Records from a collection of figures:
--------------------------------

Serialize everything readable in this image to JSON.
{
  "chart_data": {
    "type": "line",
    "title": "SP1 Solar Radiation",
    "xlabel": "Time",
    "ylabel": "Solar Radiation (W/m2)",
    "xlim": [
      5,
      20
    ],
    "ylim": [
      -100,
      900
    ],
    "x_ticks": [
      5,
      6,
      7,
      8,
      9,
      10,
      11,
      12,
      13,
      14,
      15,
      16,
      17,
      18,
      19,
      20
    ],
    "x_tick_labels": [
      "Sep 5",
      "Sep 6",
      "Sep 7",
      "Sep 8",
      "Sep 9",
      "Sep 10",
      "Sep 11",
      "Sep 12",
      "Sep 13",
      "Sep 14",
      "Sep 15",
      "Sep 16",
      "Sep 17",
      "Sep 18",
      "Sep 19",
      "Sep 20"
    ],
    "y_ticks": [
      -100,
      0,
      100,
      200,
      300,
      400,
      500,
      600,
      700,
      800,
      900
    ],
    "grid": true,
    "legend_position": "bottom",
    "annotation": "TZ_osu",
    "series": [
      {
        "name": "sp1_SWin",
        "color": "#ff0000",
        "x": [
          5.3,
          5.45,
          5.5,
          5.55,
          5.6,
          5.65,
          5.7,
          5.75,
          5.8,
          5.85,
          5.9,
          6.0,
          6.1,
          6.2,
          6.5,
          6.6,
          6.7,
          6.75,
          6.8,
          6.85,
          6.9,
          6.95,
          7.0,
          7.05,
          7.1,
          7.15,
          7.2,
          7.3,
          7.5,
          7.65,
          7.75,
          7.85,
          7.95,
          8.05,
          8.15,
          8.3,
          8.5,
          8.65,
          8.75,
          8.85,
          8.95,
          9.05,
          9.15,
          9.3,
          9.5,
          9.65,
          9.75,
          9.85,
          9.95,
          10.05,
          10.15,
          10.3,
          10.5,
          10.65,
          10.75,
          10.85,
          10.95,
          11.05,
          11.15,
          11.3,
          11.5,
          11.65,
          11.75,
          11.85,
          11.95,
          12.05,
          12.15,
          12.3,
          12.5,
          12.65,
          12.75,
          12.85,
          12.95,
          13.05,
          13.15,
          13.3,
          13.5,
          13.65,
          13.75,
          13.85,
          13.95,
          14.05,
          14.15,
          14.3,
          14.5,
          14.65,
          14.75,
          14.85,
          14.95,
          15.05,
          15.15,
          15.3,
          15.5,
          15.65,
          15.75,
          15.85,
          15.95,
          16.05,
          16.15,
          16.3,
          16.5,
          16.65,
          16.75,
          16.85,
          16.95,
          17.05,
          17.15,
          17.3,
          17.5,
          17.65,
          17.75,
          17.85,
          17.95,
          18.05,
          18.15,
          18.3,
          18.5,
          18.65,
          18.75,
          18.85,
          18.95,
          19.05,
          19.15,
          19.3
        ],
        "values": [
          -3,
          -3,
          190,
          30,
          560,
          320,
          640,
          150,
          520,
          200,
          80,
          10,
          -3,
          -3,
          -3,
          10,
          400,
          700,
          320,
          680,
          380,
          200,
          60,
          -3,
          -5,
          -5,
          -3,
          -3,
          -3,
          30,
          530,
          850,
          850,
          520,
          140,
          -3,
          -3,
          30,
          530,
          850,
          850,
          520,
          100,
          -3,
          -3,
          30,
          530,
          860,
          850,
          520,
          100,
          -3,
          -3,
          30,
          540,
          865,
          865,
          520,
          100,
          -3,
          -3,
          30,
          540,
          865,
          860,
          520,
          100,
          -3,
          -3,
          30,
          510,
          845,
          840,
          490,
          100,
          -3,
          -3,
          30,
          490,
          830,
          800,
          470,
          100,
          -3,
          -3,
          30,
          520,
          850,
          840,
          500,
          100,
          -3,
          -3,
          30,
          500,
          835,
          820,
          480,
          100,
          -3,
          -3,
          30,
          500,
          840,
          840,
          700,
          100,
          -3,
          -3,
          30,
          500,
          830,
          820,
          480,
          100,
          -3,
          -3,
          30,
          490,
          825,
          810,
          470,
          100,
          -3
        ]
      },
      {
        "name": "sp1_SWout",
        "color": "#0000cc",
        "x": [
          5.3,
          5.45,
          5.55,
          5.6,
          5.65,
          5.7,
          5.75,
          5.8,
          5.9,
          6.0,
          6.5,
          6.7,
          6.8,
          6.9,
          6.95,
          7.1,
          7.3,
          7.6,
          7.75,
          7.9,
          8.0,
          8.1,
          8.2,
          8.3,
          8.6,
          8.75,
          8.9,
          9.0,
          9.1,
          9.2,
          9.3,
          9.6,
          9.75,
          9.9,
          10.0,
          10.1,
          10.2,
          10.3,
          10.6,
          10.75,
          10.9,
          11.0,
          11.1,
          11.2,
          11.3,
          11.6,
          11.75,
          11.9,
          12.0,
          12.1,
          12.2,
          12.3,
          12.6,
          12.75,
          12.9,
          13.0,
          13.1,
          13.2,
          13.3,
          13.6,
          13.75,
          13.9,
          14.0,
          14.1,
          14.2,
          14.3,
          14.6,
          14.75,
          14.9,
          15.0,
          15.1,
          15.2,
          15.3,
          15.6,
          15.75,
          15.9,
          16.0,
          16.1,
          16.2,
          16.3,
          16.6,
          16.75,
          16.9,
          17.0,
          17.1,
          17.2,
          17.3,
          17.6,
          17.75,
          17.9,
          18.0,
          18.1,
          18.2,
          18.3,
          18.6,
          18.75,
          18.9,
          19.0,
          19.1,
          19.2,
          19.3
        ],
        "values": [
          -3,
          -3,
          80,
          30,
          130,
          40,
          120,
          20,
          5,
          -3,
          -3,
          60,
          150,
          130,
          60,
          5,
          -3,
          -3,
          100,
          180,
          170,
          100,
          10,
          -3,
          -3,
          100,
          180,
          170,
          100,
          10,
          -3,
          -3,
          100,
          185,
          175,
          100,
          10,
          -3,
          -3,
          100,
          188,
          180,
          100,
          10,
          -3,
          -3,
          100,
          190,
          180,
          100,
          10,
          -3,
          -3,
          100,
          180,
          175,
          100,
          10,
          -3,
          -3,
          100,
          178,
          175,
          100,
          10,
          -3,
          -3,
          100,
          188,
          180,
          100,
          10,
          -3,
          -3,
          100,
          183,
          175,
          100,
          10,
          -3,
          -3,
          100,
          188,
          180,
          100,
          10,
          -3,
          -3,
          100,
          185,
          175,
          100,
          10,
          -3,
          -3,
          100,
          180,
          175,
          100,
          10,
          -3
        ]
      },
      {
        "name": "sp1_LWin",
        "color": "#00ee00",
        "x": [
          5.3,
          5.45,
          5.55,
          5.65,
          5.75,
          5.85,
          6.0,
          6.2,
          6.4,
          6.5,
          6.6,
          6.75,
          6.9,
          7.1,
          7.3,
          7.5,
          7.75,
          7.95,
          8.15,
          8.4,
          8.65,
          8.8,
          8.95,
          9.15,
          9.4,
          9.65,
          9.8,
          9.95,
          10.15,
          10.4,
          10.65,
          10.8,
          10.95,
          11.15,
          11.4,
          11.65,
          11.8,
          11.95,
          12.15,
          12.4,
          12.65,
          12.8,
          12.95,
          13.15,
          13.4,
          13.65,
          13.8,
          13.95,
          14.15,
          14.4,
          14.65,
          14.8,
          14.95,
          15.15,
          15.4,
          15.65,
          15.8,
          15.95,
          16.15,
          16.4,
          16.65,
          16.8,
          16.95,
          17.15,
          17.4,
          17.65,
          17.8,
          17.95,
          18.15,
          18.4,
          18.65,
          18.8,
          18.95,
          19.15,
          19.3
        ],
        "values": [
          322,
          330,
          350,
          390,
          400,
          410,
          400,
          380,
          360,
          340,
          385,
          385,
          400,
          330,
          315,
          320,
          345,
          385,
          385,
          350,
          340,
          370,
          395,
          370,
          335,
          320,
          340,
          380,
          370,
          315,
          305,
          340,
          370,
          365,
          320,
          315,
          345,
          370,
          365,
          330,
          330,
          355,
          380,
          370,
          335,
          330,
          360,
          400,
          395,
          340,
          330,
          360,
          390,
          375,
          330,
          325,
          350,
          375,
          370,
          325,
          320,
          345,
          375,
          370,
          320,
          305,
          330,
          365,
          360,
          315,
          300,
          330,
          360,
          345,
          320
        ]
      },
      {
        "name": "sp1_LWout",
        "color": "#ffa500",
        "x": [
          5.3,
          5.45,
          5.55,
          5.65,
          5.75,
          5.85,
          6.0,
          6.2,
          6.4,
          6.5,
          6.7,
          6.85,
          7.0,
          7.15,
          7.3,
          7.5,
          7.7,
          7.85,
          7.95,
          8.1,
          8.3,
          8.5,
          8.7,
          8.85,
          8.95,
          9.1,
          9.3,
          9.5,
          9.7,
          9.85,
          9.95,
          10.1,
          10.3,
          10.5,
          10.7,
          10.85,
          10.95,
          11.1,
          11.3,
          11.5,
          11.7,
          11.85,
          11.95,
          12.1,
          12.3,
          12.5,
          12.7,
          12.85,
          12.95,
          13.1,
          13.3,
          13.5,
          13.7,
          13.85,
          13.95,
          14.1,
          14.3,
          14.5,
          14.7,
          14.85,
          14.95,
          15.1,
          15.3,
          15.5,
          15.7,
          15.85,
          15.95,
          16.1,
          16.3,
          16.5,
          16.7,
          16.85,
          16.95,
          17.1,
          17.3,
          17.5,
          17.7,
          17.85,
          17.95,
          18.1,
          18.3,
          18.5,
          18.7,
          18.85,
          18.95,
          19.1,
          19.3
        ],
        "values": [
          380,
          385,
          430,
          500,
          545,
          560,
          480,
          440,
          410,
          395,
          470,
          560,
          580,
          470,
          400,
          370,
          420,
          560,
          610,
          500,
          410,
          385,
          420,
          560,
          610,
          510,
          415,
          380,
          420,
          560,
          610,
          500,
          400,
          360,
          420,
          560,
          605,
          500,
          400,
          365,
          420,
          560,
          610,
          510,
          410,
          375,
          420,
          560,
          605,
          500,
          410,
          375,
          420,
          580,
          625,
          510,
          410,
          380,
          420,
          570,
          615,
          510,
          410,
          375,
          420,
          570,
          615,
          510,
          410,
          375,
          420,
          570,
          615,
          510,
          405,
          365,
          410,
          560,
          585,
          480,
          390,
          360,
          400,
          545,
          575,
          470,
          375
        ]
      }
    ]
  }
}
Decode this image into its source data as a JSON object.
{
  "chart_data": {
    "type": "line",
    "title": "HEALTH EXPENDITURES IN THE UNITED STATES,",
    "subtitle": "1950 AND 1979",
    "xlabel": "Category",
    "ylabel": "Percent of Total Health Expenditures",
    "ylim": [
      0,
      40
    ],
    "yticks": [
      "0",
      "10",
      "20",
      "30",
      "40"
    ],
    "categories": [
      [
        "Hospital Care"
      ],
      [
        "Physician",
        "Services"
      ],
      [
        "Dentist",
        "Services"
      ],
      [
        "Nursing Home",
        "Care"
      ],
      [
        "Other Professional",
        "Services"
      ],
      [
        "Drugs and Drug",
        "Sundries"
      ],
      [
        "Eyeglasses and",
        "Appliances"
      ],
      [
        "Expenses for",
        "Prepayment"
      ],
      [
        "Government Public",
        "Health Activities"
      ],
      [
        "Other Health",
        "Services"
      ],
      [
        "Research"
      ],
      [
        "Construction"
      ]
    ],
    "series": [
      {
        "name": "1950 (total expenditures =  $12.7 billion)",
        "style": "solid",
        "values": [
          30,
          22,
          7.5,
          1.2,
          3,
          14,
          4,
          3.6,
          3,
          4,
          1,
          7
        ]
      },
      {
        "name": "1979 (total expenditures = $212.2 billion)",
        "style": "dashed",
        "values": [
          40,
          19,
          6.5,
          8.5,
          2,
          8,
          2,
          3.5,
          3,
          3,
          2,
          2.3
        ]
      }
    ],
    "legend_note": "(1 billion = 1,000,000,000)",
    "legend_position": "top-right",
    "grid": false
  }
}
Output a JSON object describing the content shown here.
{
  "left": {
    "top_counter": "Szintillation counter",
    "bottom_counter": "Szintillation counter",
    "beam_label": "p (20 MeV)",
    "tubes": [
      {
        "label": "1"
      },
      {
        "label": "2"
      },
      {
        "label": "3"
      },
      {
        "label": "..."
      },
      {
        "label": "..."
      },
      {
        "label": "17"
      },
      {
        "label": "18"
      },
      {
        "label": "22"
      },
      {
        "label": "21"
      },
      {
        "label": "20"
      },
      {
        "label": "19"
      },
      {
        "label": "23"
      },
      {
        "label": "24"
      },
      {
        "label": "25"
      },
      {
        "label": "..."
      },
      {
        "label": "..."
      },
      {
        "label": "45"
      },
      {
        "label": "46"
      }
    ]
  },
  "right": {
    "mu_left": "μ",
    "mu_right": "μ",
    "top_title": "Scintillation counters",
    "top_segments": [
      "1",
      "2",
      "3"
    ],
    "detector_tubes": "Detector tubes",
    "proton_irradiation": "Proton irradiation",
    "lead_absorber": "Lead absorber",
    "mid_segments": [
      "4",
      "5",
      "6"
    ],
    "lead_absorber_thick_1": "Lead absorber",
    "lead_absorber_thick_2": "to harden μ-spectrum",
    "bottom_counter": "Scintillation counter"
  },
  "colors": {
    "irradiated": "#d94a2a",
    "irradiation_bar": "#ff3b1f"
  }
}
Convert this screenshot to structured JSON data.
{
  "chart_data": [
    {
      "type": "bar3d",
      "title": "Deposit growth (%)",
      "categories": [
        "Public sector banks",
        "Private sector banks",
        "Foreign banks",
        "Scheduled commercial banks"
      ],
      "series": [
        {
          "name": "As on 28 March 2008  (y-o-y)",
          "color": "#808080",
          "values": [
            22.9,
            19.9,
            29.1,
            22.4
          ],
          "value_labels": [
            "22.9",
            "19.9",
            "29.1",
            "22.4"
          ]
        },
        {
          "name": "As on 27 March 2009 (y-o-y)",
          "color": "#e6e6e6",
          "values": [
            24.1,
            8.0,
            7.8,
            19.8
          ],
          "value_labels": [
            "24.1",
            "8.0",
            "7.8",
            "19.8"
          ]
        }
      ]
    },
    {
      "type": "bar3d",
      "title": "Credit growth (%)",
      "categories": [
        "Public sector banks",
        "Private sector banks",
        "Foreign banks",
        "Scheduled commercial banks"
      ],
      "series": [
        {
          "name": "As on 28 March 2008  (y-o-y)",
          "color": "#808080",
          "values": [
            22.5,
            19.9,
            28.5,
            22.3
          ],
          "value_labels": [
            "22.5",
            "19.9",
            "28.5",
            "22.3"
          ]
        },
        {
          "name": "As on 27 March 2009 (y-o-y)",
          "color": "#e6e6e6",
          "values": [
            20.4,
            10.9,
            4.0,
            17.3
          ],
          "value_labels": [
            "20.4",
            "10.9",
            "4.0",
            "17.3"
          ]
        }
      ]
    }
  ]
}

--------------------------------

### TASK DESCRIPTION
Report how many lines in the records above contain the word "name", giving only the number.

### SOLUTION TO THIS PROBLEM
10